> [WORK TO DO]
Every entry must be duplicated precisely as written.

(Dataset items)

--------------------

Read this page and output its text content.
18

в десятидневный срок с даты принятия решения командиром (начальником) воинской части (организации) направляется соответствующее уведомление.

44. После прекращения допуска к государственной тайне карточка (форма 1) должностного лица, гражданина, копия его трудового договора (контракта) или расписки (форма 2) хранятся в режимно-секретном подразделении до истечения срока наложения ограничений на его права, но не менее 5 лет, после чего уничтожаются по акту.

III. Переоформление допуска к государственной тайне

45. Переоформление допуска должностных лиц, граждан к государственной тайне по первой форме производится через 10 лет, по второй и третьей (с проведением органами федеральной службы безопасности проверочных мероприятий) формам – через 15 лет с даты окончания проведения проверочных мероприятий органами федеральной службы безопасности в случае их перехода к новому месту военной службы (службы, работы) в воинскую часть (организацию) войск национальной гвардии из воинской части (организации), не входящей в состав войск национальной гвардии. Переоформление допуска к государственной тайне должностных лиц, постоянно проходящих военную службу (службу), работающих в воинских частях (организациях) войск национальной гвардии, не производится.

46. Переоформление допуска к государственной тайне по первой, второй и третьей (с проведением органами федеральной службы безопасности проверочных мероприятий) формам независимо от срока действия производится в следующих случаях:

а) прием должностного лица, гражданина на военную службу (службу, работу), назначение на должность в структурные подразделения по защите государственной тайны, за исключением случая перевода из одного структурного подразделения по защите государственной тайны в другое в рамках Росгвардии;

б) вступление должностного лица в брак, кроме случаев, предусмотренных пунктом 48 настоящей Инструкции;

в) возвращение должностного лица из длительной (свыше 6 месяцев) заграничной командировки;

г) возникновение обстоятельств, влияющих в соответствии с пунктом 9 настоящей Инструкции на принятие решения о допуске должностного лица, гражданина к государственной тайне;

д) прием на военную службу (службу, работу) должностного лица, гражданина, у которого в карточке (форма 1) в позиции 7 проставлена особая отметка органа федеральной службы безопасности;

--------------------

> [SOLUTION FOR THIS TASK]
Read this page and output its text content.
18

в десятидневный срок с даты принятия решения командиром (начальником) воинской части (организации) направляется соответствующее уведомление.

44. После прекращения допуска к государственной тайне карточка (форма 1) должностного лица, гражданина, копия его трудового договора (контракта) или расписки (форма 2) хранятся в режимно-секретном подразделении до истечения срока наложения ограничений на его права, но не менее 5 лет, после чего уничтожаются по акту.

III. Переоформление допуска к государственной тайне

45. Переоформление допуска должностных лиц, граждан к государственной тайне по первой форме производится через 10 лет, по второй и третьей (с проведением органами федеральной службы безопасности проверочных мероприятий) формам – через 15 лет с даты окончания проведения проверочных мероприятий органами федеральной службы безопасности в случае их перехода к новому месту военной службы (службы, работы) в воинскую часть (организацию) войск национальной гвардии из воинской части (организации), не входящей в состав войск национальной гвардии. Переоформление допуска к государственной тайне должностных лиц, постоянно проходящих военную службу (службу), работающих в воинских частях (организациях) войск национальной гвардии, не производится.

46. Переоформление допуска к государственной тайне по первой, второй и третьей (с проведением органами федеральной службы безопасности проверочных мероприятий) формам независимо от срока действия производится в следующих случаях:

а) прием должностного лица, гражданина на военную службу (службу, работу), назначение на должность в структурные подразделения по защите государственной тайны, за исключением случая перевода из одного структурного подразделения по защите государственной тайны в другое в рамках Росгвардии;

б) вступление должностного лица в брак, кроме случаев, предусмотренных пунктом 48 настоящей Инструкции;

в) возвращение должностного лица из длительной (свыше 6 месяцев) заграничной командировки;

г) возникновение обстоятельств, влияющих в соответствии с пунктом 9 настоящей Инструкции на принятие решения о допуске должностного лица, гражданина к государственной тайне;

д) прием на военную службу (службу, работу) должностного лица, гражданина, у которого в карточке (форма 1) в позиции 7 проставлена особая отметка органа федеральной службы безопасности;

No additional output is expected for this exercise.